**Task requirements**
Work out how many lines of the listing hold "DBDBDB", then state only that count.

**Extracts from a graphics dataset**
%%
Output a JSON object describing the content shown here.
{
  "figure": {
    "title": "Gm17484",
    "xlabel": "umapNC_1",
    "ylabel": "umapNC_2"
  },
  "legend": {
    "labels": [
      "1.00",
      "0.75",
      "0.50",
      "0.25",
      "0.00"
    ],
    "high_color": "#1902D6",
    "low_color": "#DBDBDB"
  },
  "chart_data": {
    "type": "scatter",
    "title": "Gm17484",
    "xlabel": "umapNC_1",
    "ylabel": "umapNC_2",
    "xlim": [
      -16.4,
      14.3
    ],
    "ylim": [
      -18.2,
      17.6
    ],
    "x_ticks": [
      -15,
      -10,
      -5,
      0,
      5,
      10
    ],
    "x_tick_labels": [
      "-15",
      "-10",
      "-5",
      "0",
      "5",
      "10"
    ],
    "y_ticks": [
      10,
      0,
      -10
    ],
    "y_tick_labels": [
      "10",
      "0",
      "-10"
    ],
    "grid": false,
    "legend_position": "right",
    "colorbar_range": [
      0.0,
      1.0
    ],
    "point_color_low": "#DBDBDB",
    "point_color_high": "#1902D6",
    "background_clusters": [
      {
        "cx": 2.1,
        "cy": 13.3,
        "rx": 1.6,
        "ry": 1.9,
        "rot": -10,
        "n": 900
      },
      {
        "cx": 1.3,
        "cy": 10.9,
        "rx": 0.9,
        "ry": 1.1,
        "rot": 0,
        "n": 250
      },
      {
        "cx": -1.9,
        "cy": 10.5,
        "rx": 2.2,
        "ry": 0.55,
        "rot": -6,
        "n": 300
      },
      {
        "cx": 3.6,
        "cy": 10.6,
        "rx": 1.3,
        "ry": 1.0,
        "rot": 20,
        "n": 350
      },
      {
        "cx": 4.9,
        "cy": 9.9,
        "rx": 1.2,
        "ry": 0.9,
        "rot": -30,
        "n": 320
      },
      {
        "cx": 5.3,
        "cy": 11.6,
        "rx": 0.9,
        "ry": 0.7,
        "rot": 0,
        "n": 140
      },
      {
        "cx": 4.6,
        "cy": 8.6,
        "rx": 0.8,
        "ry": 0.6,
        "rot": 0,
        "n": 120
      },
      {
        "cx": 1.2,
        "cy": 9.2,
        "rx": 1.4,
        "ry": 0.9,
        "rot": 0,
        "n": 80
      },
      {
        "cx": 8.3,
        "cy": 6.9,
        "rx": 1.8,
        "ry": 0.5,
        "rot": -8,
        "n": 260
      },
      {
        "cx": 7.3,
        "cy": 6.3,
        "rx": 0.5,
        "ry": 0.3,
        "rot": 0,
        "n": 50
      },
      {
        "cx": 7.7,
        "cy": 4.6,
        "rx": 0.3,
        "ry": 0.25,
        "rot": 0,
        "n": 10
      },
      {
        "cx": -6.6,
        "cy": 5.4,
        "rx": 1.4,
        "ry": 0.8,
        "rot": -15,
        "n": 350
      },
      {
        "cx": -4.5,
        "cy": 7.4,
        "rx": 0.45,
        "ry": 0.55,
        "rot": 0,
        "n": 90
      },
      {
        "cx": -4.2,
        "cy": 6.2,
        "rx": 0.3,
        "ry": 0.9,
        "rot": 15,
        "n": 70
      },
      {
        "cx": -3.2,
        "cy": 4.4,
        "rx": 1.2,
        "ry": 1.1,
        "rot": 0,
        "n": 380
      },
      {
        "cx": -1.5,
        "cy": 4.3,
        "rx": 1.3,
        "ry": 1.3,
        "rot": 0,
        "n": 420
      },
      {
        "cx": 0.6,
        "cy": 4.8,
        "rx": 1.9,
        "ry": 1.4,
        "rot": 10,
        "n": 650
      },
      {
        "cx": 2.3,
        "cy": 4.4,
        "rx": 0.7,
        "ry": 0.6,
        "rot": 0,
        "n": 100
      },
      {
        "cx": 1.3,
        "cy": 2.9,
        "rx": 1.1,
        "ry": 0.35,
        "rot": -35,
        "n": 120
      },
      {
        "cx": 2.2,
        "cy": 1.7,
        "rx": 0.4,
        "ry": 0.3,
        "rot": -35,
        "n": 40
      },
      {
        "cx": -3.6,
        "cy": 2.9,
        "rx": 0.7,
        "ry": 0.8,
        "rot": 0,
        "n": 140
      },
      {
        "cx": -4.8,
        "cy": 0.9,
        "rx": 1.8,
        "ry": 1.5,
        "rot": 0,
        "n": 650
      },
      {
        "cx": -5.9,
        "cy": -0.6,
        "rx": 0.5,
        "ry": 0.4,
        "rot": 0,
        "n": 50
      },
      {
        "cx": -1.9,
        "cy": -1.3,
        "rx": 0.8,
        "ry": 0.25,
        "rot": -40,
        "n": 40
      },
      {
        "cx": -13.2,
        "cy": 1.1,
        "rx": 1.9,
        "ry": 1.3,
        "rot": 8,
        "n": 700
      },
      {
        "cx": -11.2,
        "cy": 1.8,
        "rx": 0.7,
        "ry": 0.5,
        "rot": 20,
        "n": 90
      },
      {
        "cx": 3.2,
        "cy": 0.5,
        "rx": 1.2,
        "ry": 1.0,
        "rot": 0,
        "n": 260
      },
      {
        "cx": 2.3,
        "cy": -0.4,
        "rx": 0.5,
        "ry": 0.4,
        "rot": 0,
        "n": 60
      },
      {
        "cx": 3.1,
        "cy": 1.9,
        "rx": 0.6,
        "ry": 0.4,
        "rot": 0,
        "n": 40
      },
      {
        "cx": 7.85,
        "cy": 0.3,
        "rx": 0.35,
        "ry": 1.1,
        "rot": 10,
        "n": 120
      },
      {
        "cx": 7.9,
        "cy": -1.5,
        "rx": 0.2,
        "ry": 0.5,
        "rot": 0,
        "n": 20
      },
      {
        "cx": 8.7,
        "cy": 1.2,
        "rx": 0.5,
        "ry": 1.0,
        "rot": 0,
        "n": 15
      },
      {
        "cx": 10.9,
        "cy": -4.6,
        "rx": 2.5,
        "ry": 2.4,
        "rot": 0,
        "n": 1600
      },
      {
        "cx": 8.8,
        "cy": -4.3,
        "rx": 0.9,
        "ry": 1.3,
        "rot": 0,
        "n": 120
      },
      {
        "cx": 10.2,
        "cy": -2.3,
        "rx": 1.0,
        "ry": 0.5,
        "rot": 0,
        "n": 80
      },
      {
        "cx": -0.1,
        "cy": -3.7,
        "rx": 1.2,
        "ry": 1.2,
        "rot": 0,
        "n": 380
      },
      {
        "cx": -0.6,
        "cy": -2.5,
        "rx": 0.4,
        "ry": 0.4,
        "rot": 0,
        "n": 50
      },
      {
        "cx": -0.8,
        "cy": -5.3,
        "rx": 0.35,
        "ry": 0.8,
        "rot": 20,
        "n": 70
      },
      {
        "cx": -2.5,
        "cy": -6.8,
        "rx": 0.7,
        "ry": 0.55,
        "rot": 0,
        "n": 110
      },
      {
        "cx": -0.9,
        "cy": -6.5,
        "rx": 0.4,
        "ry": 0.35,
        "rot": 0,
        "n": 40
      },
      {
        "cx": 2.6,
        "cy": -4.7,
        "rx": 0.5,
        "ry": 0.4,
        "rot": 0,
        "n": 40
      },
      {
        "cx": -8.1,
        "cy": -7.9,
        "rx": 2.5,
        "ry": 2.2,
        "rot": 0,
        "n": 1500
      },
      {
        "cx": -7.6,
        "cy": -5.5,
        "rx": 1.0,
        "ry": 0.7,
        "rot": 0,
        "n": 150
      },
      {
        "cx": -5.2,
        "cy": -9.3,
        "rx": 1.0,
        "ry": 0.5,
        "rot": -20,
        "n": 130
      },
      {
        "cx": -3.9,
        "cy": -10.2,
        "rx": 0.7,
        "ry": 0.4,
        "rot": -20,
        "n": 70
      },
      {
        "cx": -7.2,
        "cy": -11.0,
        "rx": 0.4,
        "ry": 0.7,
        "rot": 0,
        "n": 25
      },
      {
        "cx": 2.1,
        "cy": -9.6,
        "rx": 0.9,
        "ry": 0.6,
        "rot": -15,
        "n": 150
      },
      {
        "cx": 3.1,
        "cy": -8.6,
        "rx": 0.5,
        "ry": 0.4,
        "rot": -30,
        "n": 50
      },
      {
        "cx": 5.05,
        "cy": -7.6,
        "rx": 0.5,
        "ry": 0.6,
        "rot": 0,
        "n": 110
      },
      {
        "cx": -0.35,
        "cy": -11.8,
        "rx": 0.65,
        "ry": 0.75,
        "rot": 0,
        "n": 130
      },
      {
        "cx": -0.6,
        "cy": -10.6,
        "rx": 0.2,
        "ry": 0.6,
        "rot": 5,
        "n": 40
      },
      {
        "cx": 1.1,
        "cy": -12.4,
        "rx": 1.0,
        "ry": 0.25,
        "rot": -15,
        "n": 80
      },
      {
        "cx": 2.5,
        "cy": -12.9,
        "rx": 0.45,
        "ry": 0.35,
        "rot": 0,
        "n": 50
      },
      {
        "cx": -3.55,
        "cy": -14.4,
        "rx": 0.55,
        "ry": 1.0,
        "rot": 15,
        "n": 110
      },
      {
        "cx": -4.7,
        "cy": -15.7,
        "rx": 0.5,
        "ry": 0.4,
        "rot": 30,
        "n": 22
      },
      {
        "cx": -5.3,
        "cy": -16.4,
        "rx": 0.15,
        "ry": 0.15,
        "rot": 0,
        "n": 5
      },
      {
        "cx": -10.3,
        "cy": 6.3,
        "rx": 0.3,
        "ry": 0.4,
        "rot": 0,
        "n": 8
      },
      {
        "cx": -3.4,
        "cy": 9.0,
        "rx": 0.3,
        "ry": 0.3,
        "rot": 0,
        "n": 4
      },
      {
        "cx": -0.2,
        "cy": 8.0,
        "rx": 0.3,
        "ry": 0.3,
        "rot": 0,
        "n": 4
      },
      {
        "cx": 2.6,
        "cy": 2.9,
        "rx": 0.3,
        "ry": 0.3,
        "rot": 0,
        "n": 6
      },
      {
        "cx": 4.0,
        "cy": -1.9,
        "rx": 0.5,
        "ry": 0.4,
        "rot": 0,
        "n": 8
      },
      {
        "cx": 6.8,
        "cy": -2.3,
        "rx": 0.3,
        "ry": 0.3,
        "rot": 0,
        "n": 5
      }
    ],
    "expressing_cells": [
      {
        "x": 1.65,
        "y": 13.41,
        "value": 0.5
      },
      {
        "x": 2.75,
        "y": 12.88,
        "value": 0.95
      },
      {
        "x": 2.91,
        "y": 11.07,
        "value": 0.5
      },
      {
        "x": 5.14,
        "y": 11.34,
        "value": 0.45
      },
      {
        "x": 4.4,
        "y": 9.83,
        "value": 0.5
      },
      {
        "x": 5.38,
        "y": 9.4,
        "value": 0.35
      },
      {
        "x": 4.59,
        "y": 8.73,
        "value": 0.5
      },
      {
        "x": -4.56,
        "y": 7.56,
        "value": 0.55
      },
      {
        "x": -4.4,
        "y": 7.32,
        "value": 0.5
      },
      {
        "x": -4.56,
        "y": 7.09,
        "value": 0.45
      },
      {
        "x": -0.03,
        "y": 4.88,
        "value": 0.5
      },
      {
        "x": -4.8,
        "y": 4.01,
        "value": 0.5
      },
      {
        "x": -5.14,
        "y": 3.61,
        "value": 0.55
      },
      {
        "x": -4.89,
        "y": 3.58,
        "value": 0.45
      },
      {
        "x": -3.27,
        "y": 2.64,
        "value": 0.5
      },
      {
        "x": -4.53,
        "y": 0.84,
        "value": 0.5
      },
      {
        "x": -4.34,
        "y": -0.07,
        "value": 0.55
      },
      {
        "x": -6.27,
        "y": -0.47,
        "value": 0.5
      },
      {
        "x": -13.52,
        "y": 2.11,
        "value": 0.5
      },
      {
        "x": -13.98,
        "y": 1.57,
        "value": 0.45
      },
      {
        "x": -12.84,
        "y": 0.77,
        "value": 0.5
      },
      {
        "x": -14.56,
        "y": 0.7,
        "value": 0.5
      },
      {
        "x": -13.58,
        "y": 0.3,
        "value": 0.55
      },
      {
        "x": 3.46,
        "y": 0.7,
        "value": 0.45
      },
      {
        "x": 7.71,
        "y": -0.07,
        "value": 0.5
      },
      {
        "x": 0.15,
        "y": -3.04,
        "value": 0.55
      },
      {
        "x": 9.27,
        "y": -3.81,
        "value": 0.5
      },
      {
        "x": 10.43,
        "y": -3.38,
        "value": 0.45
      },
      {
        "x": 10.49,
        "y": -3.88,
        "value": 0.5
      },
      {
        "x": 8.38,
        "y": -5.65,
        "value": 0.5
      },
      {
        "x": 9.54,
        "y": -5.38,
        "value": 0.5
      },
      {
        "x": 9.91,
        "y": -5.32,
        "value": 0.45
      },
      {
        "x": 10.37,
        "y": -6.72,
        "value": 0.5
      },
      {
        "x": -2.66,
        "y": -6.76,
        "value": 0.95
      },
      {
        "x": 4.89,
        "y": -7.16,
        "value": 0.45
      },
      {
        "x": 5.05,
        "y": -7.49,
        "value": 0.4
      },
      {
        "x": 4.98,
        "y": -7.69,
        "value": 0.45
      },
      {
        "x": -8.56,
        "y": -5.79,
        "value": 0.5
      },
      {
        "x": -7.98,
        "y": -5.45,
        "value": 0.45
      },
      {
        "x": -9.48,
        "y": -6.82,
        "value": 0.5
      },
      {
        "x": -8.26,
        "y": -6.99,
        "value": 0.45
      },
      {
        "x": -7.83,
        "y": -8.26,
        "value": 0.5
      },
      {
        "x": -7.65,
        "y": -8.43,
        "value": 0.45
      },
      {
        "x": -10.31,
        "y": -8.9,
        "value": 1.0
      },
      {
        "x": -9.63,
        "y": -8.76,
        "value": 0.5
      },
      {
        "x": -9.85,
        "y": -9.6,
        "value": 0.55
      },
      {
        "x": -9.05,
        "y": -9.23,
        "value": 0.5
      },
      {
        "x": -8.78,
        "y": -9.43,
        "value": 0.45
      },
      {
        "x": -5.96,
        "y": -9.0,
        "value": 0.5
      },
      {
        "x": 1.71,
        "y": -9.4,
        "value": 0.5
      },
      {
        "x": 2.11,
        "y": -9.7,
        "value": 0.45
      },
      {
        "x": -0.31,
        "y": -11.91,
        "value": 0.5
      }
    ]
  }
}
%%
**Written reply**
2